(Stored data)

>> begin

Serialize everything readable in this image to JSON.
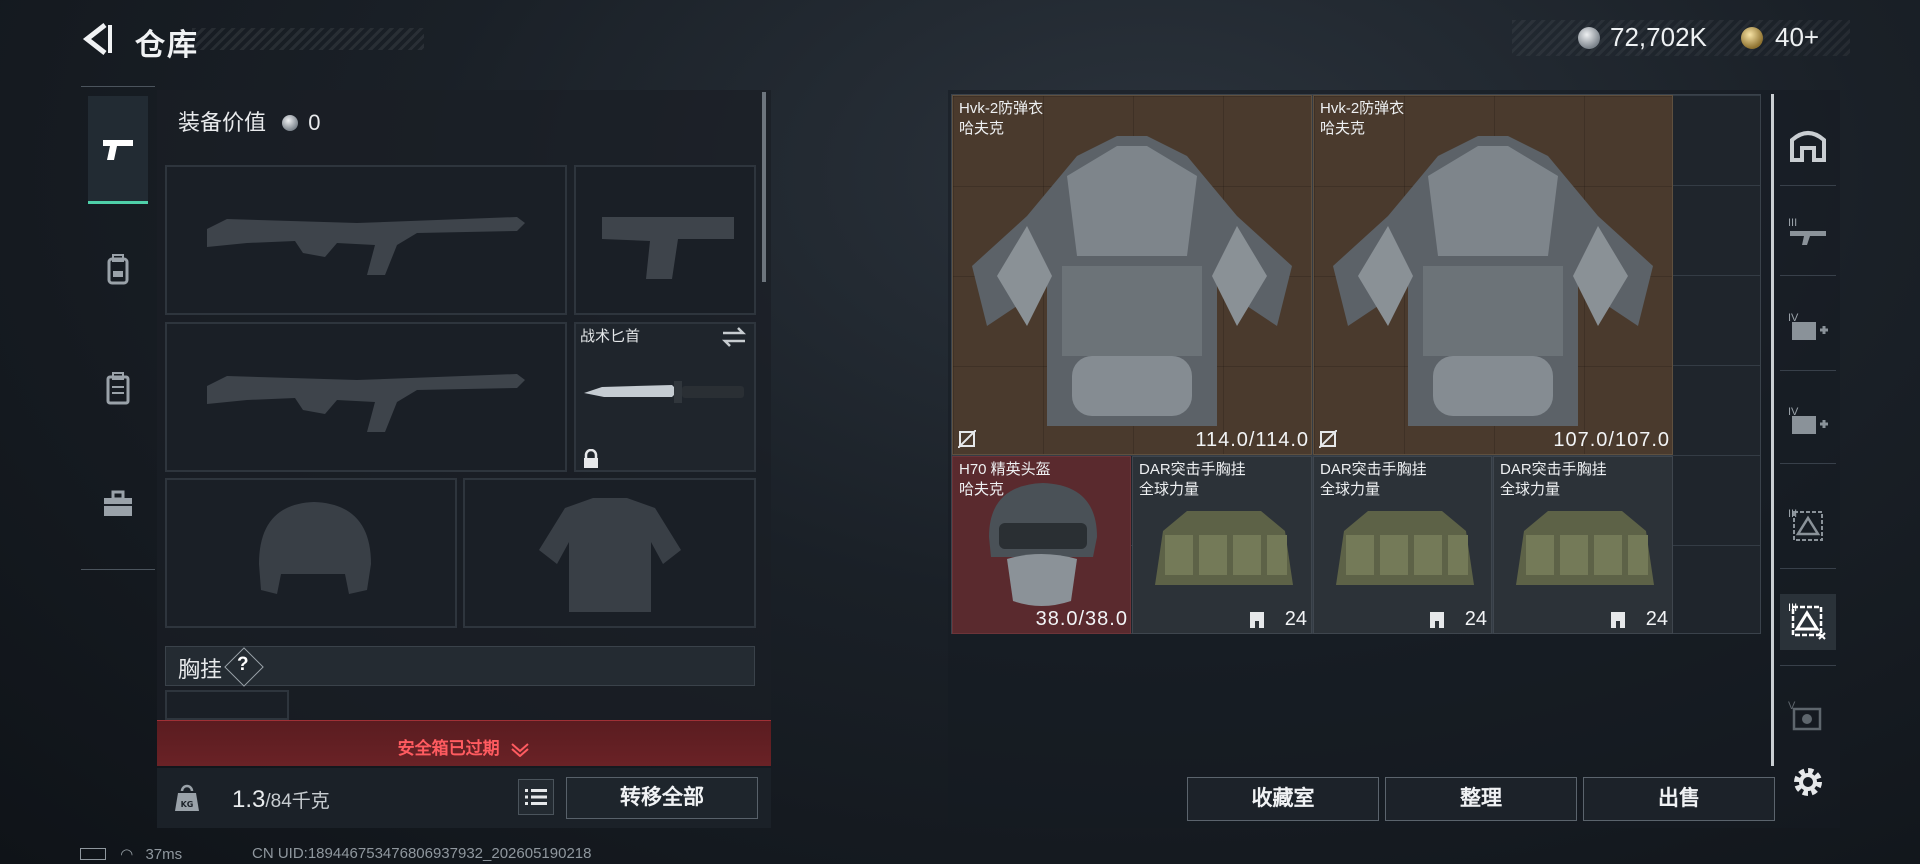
{
  "header": {
    "title": "仓库",
    "currency_main": "72,702K",
    "currency_secondary": "40+"
  },
  "loadout": {
    "equip_value_label": "装备价值",
    "equip_value": "0",
    "knife_label": "战术匕首",
    "chest_rig_label": "胸挂",
    "chest_rig_badge": "?",
    "safe_box_status": "安全箱已过期",
    "weight_current": "1.3",
    "weight_max": "/84千克",
    "transfer_all": "转移全部"
  },
  "storage": {
    "items": [
      {
        "name": "Hvk-2防弹衣",
        "brand": "哈夫克",
        "durability": "114.0/114.0"
      },
      {
        "name": "Hvk-2防弹衣",
        "brand": "哈夫克",
        "durability": "107.0/107.0"
      },
      {
        "name": "H70 精英头盔",
        "brand": "哈夫克",
        "durability": "38.0/38.0"
      },
      {
        "name": "DAR突击手胸挂",
        "brand": "全球力量",
        "count": "24"
      },
      {
        "name": "DAR突击手胸挂",
        "brand": "全球力量",
        "count": "24"
      },
      {
        "name": "DAR突击手胸挂",
        "brand": "全球力量",
        "count": "24"
      }
    ],
    "buttons": {
      "collection": "收藏室",
      "organize": "整理",
      "sell": "出售"
    },
    "category_labels": [
      "III",
      "IV",
      "IV",
      "III",
      "III",
      "V"
    ]
  },
  "status": {
    "ping": "37ms",
    "uid": "CN UID:18944675347680693793​2_202605190218"
  },
  "colors": {
    "accent": "#4fd0a9",
    "item_brown": "#4a3a2d",
    "item_red": "#5a2a2e",
    "warning": "#ff5b60"
  }
}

>> end

Instructions to follow
Output, exactly, all the records above; include no pictures.

Result for this exercise
Serialize everything readable in this image to JSON.
{
  "header": {
    "title": "仓库",
    "currency_main": "72,702K",
    "currency_secondary": "40+"
  },
  "loadout": {
    "equip_value_label": "装备价值",
    "equip_value": "0",
    "knife_label": "战术匕首",
    "chest_rig_label": "胸挂",
    "chest_rig_badge": "?",
    "safe_box_status": "安全箱已过期",
    "weight_current": "1.3",
    "weight_max": "/84千克",
    "transfer_all": "转移全部"
  },
  "storage": {
    "items": [
      {
        "name": "Hvk-2防弹衣",
        "brand": "哈夫克",
        "durability": "114.0/114.0"
      },
      {
        "name": "Hvk-2防弹衣",
        "brand": "哈夫克",
        "durability": "107.0/107.0"
      },
      {
        "name": "H70 精英头盔",
        "brand": "哈夫克",
        "durability": "38.0/38.0"
      },
      {
        "name": "DAR突击手胸挂",
        "brand": "全球力量",
        "count": "24"
      },
      {
        "name": "DAR突击手胸挂",
        "brand": "全球力量",
        "count": "24"
      },
      {
        "name": "DAR突击手胸挂",
        "brand": "全球力量",
        "count": "24"
      }
    ],
    "buttons": {
      "collection": "收藏室",
      "organize": "整理",
      "sell": "出售"
    },
    "category_labels": [
      "III",
      "IV",
      "IV",
      "III",
      "III",
      "V"
    ]
  },
  "status": {
    "ping": "37ms",
    "uid": "CN UID:18944675347680693793​2_202605190218"
  },
  "colors": {
    "accent": "#4fd0a9",
    "item_brown": "#4a3a2d",
    "item_red": "#5a2a2e",
    "warning": "#ff5b60"
  }
}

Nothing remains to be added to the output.